Work to be completed ::
Quote every line as written. Omit pictures.

Dataset entries ::
>>>>>

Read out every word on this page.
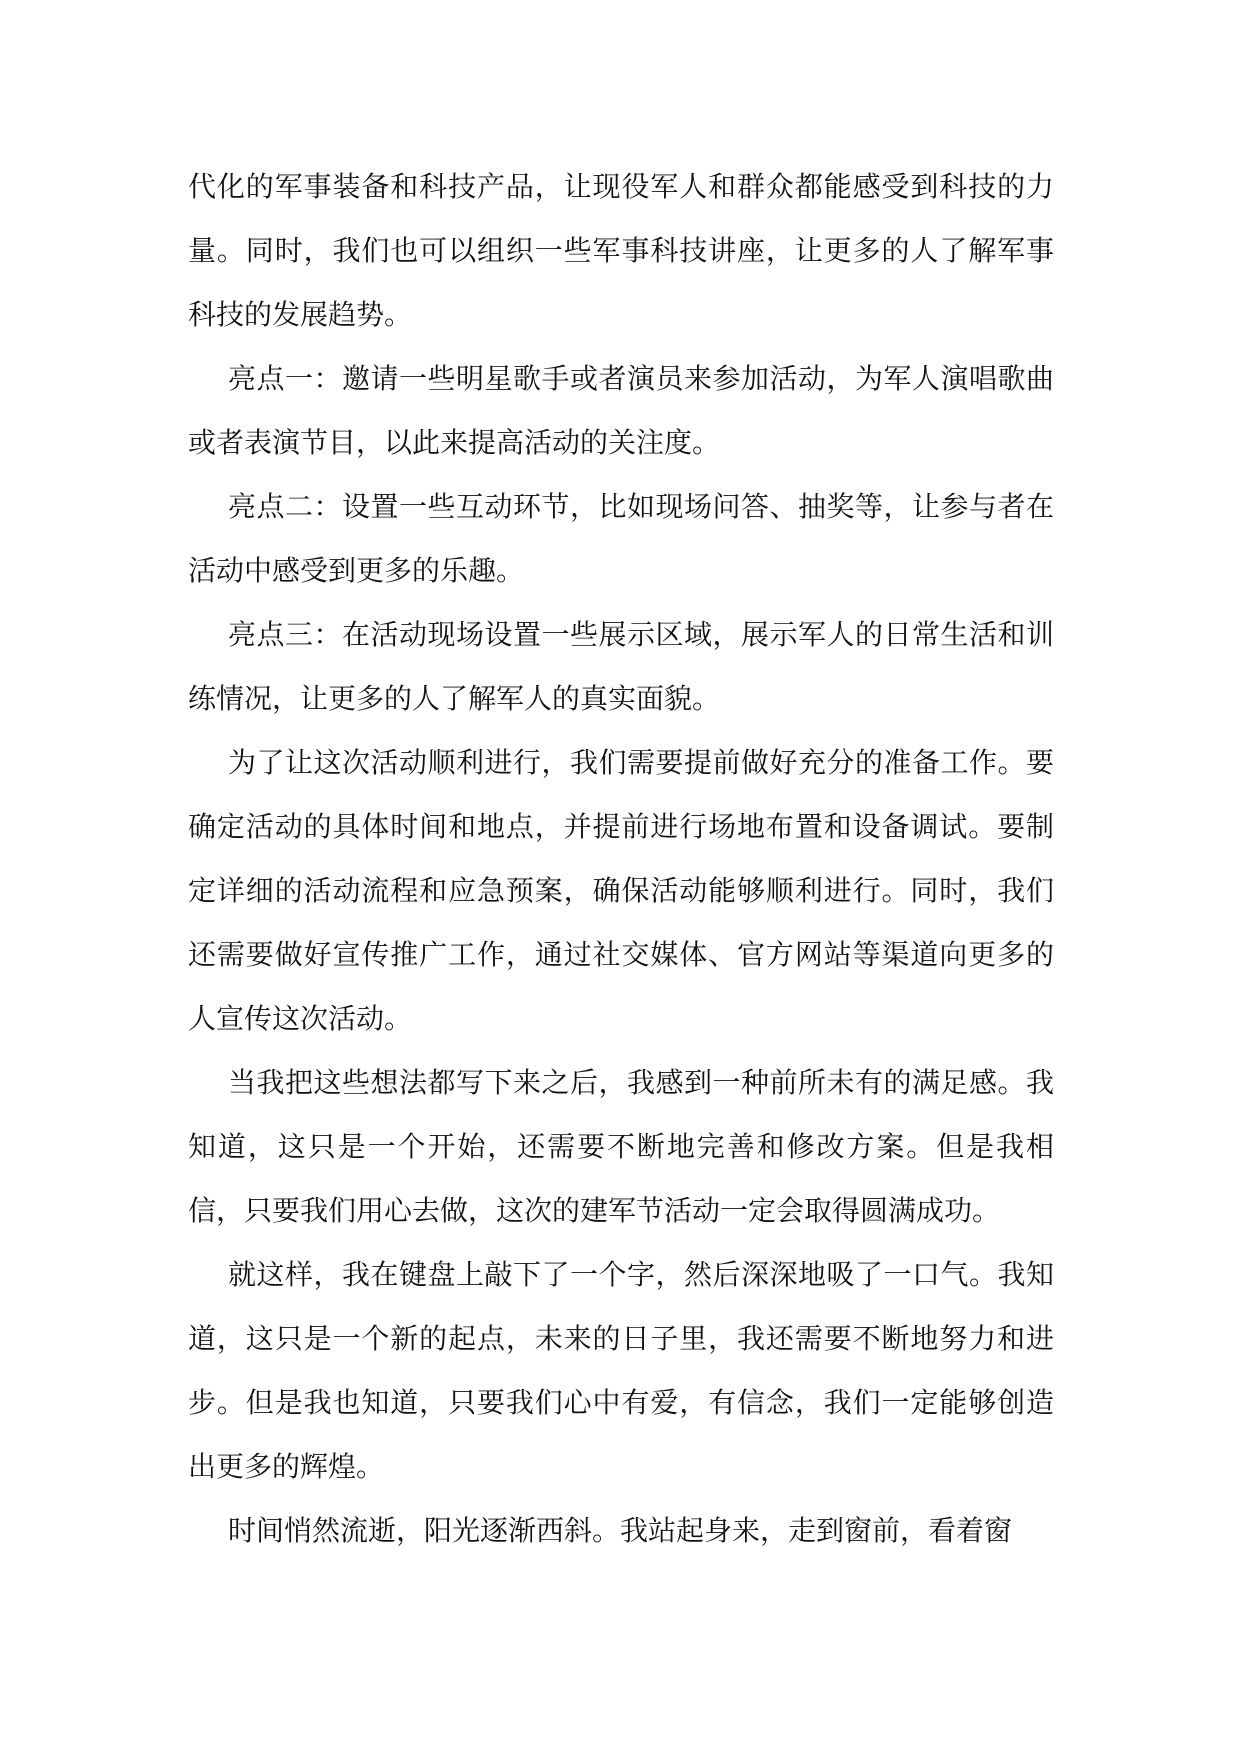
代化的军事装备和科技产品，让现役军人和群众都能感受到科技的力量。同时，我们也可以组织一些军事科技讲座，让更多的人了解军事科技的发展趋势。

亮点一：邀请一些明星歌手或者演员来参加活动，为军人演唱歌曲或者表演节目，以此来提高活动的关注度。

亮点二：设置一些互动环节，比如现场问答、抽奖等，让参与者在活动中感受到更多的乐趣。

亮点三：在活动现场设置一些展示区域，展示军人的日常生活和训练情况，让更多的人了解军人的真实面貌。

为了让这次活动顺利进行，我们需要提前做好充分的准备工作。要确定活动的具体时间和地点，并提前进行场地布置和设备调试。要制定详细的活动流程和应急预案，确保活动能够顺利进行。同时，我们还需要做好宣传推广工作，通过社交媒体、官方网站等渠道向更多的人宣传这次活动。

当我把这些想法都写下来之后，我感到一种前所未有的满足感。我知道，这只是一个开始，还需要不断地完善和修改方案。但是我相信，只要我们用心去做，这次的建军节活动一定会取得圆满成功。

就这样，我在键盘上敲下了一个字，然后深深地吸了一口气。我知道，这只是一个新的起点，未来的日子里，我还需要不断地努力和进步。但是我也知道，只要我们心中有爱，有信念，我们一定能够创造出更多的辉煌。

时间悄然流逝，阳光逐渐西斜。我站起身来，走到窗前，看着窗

<<<<<

Finished answer ::
Read out every word on this page.
代化的军事装备和科技产品，让现役军人和群众都能感受到科技的力量。同时，我们也可以组织一些军事科技讲座，让更多的人了解军事科技的发展趋势。

亮点一：邀请一些明星歌手或者演员来参加活动，为军人演唱歌曲或者表演节目，以此来提高活动的关注度。

亮点二：设置一些互动环节，比如现场问答、抽奖等，让参与者在活动中感受到更多的乐趣。

亮点三：在活动现场设置一些展示区域，展示军人的日常生活和训练情况，让更多的人了解军人的真实面貌。

为了让这次活动顺利进行，我们需要提前做好充分的准备工作。要确定活动的具体时间和地点，并提前进行场地布置和设备调试。要制定详细的活动流程和应急预案，确保活动能够顺利进行。同时，我们还需要做好宣传推广工作，通过社交媒体、官方网站等渠道向更多的人宣传这次活动。

当我把这些想法都写下来之后，我感到一种前所未有的满足感。我知道，这只是一个开始，还需要不断地完善和修改方案。但是我相信，只要我们用心去做，这次的建军节活动一定会取得圆满成功。

就这样，我在键盘上敲下了一个字，然后深深地吸了一口气。我知道，这只是一个新的起点，未来的日子里，我还需要不断地努力和进步。但是我也知道，只要我们心中有爱，有信念，我们一定能够创造出更多的辉煌。

时间悄然流逝，阳光逐渐西斜。我站起身来，走到窗前，看着窗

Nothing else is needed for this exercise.